## WORK REQUIRED
Scan the following material for the string "photo" and copy each line in which it appears.

## EXERCISE MATERIAL
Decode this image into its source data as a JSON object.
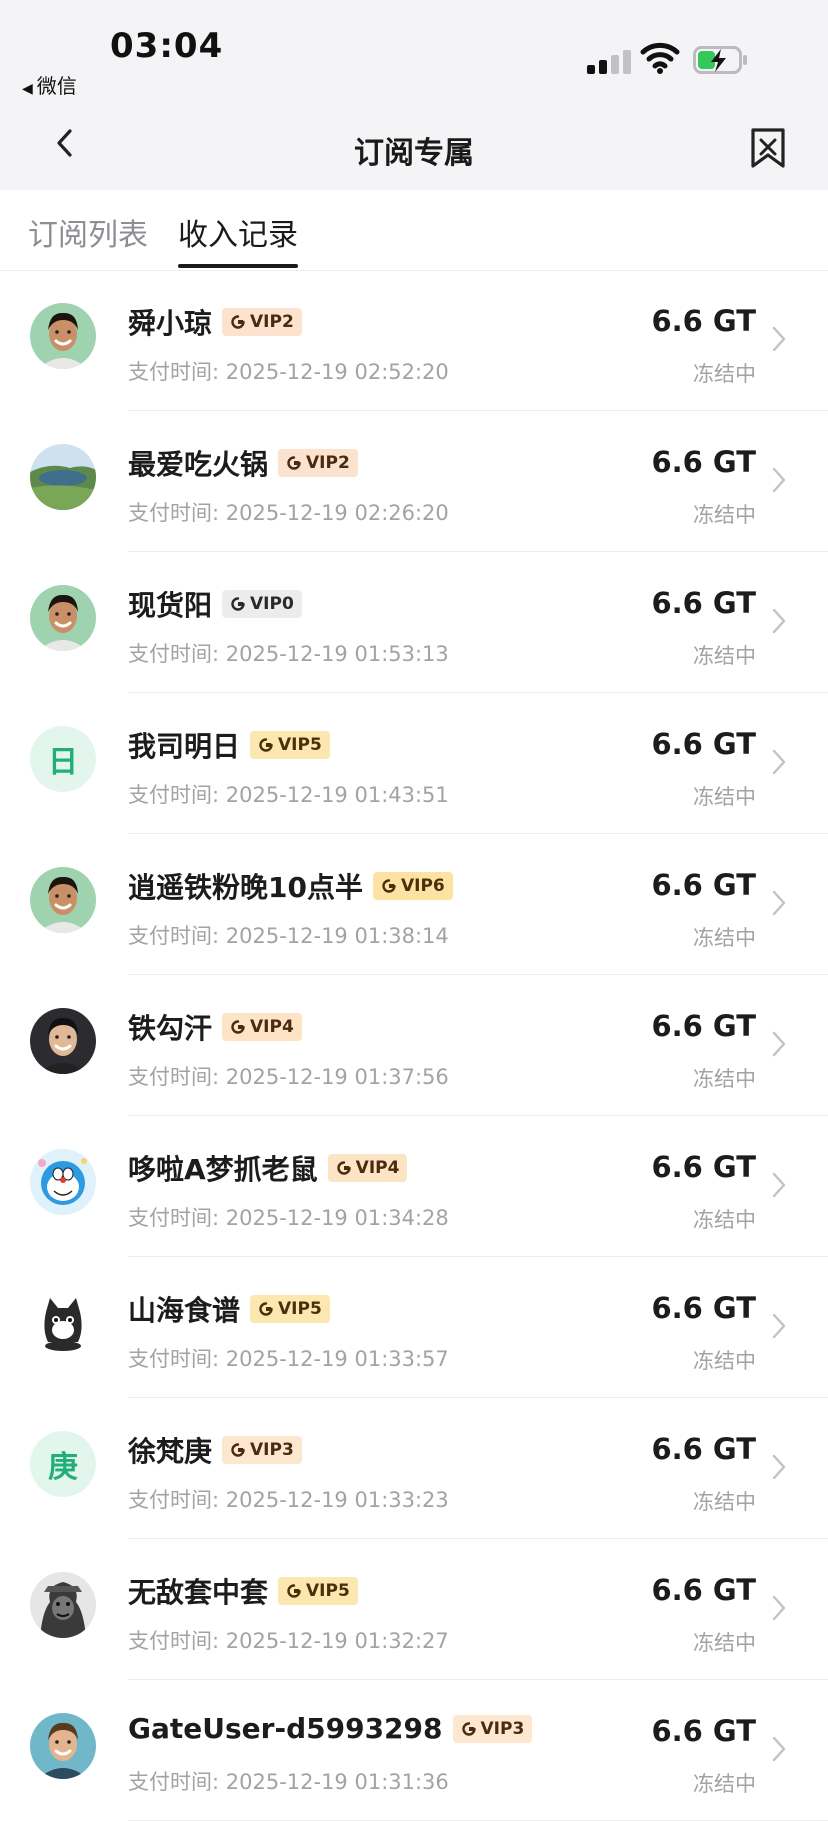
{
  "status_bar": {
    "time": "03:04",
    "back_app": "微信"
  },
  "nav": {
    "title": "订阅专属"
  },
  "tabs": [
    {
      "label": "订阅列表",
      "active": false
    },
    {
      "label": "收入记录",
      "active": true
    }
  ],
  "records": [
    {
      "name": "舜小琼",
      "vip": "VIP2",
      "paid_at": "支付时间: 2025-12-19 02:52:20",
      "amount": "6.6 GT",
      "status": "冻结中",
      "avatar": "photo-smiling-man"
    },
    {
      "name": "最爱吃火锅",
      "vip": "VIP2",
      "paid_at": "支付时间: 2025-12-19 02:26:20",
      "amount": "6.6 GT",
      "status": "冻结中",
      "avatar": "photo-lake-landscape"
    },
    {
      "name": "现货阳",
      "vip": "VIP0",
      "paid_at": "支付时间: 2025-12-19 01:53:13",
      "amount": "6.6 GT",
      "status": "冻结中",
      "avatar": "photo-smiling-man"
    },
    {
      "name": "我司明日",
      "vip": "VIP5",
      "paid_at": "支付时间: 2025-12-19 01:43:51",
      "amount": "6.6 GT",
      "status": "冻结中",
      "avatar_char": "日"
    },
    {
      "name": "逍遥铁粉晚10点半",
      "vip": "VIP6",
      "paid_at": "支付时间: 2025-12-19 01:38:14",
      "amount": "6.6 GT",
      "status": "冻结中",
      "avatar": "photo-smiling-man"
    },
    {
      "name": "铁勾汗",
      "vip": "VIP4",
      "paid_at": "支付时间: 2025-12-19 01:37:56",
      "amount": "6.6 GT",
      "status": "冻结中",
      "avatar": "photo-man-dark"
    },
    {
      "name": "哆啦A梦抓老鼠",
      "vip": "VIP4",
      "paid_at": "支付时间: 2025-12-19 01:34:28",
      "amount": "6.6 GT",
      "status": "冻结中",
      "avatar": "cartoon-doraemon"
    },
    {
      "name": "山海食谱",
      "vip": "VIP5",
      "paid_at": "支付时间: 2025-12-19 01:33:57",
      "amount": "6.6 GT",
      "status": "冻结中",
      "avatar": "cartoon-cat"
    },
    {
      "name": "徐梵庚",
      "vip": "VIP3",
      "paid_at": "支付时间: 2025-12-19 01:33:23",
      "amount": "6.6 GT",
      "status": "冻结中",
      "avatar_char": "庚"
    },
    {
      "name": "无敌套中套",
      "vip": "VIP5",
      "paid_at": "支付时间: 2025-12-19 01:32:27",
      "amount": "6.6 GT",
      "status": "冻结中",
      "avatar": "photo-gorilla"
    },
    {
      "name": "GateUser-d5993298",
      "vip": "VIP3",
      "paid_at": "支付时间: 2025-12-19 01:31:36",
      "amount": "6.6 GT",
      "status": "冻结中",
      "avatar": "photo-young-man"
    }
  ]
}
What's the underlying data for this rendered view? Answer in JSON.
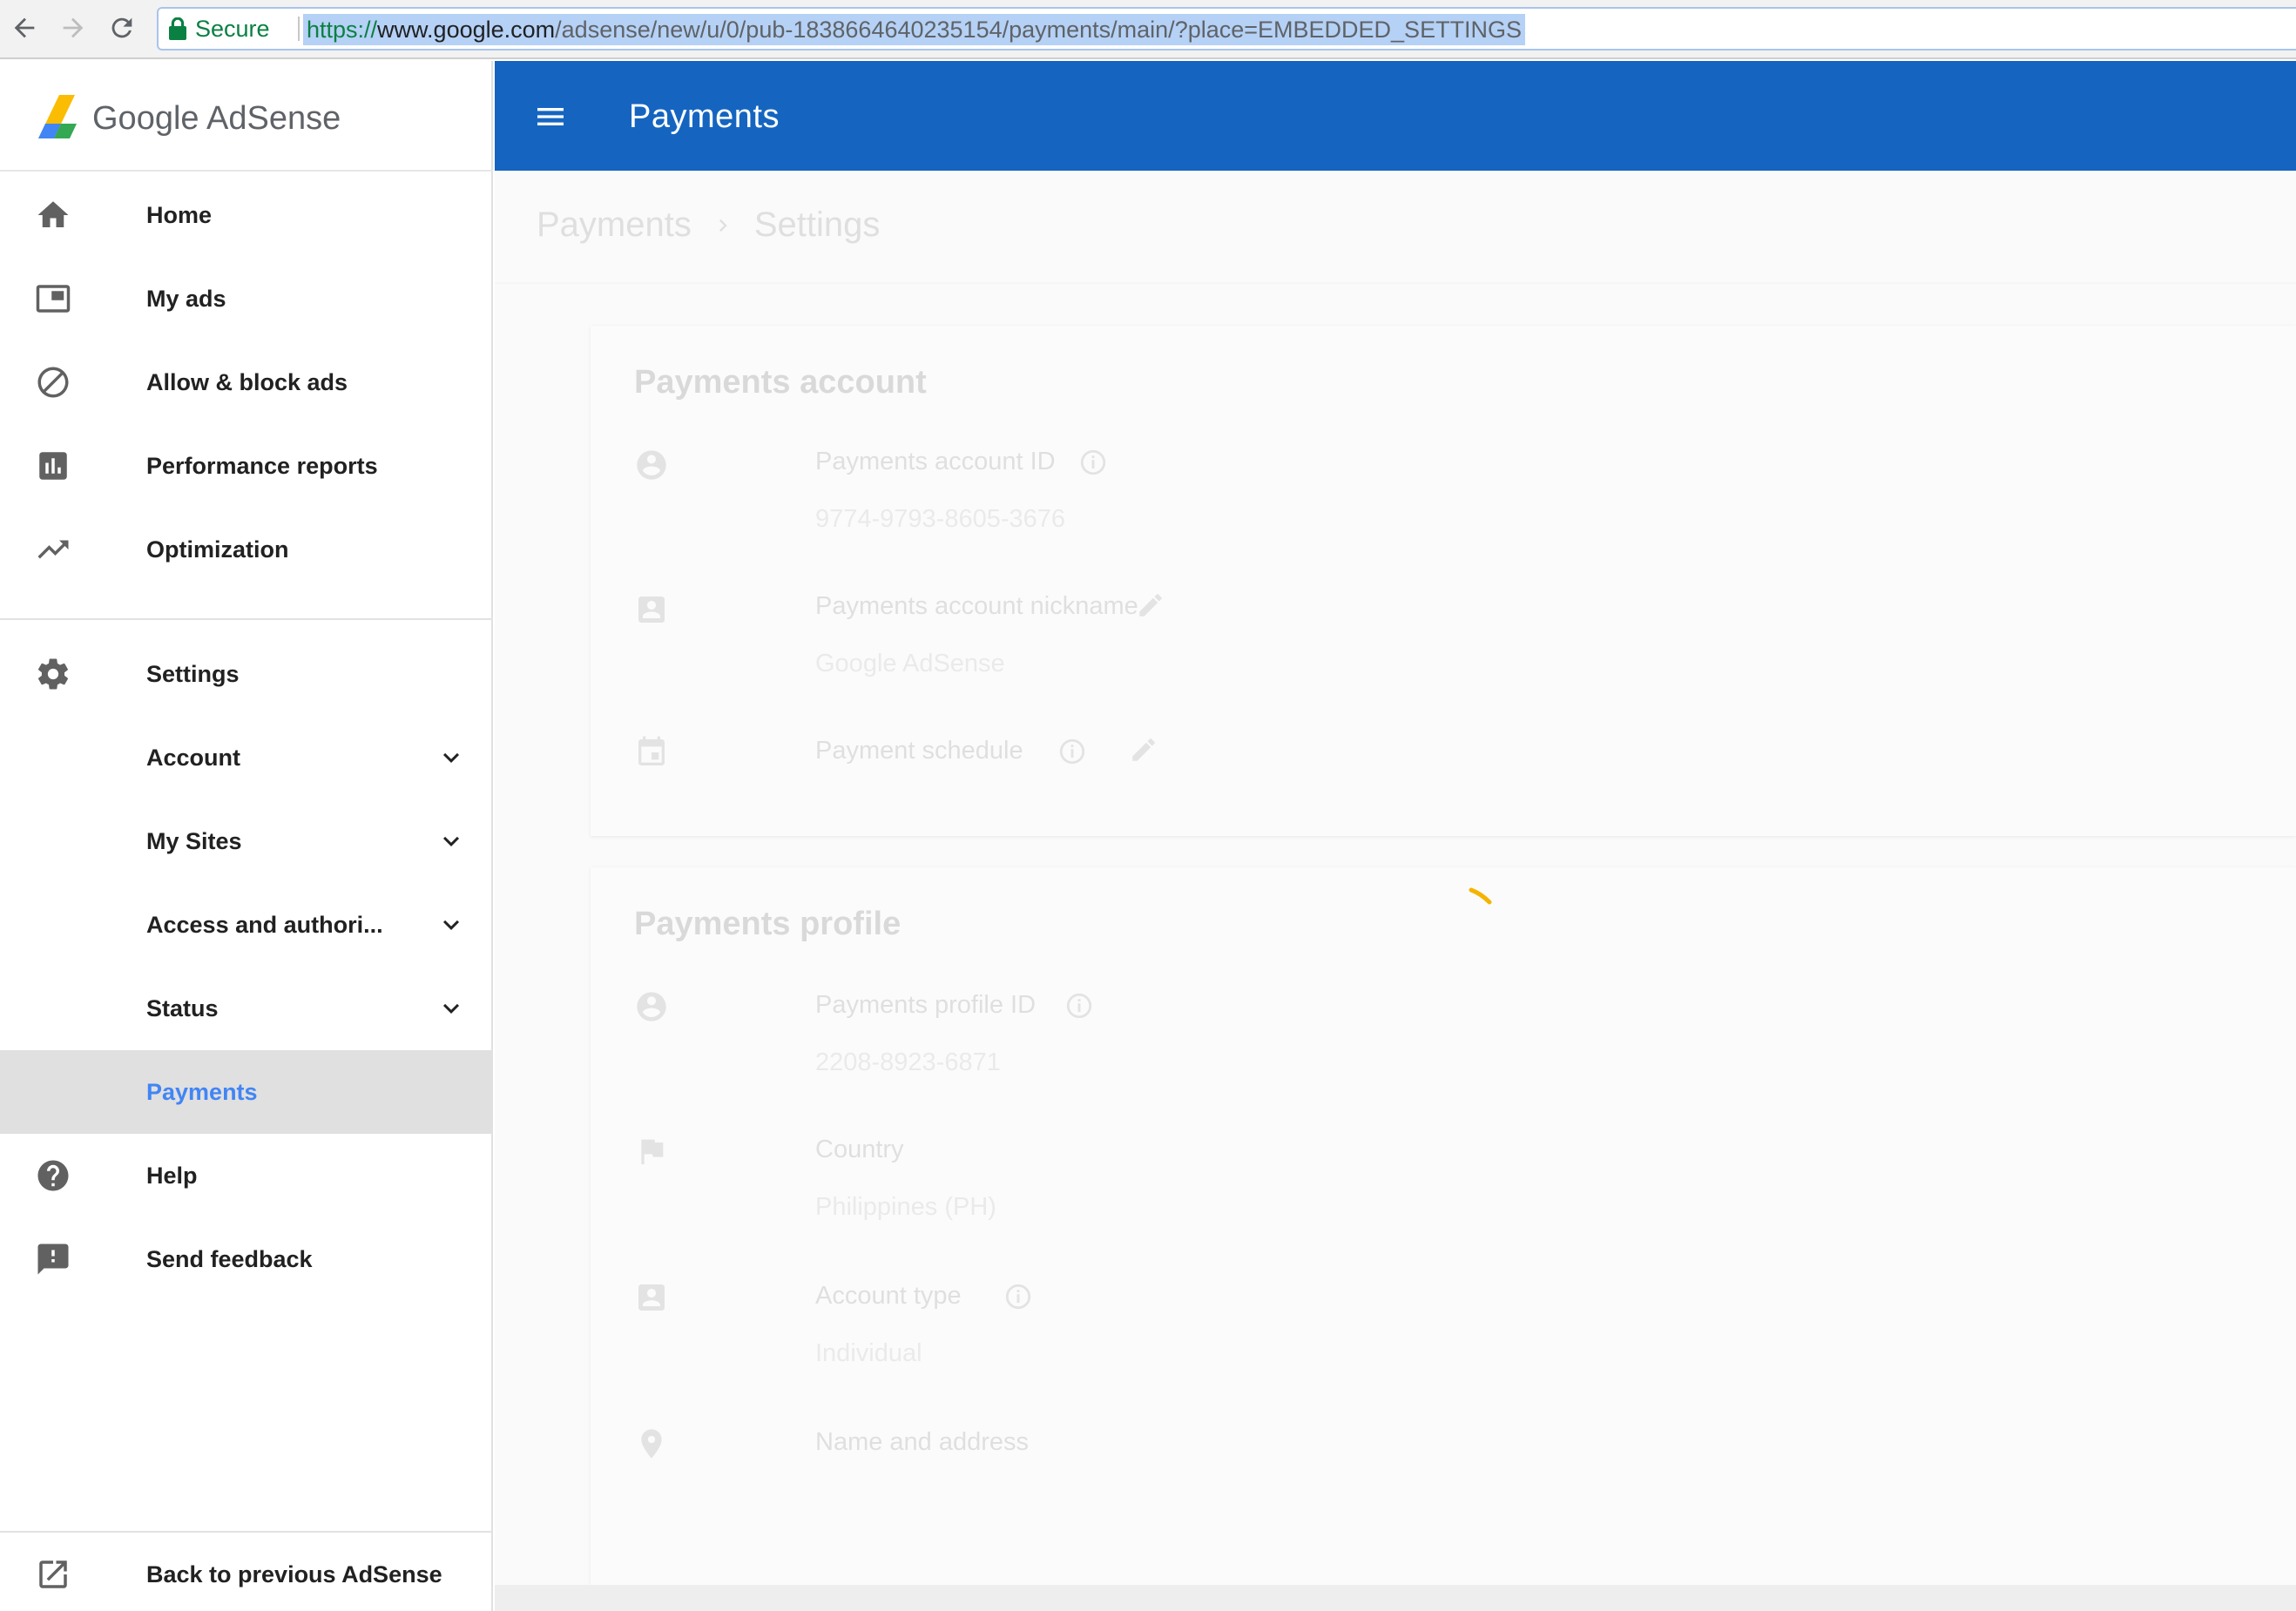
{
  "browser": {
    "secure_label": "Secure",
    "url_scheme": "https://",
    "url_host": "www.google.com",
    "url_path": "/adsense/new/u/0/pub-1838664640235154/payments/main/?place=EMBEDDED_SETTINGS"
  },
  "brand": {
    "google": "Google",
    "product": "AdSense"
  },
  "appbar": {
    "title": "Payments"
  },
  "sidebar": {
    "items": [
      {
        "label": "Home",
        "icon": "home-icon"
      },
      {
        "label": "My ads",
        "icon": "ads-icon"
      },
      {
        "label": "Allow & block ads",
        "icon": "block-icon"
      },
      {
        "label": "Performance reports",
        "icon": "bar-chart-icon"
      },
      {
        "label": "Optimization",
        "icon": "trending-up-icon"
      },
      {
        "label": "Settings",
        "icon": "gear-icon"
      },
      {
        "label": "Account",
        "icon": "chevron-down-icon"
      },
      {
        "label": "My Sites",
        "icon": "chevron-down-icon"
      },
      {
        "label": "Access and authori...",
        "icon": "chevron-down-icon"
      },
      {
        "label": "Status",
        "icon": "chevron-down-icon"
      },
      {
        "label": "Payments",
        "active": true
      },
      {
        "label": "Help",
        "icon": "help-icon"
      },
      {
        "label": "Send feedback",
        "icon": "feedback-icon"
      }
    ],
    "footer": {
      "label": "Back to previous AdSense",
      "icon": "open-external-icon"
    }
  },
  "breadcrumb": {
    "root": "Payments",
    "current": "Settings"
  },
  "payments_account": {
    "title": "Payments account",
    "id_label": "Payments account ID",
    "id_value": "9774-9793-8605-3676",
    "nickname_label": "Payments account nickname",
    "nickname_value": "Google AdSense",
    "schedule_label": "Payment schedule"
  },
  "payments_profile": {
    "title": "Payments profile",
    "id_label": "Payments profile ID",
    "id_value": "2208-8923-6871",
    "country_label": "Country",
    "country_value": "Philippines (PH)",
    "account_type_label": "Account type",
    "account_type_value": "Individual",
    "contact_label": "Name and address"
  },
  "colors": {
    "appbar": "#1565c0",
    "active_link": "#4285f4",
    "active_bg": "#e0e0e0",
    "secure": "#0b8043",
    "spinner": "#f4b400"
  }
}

## RESULT OF THIS TASK
      "avatar": "photo-smiling-man"
      "avatar": "photo-lake-landscape"
      "avatar": "photo-smiling-man"
      "avatar": "photo-smiling-man"
      "avatar": "photo-man-dark"
      "avatar": "photo-gorilla"
      "avatar": "photo-young-man"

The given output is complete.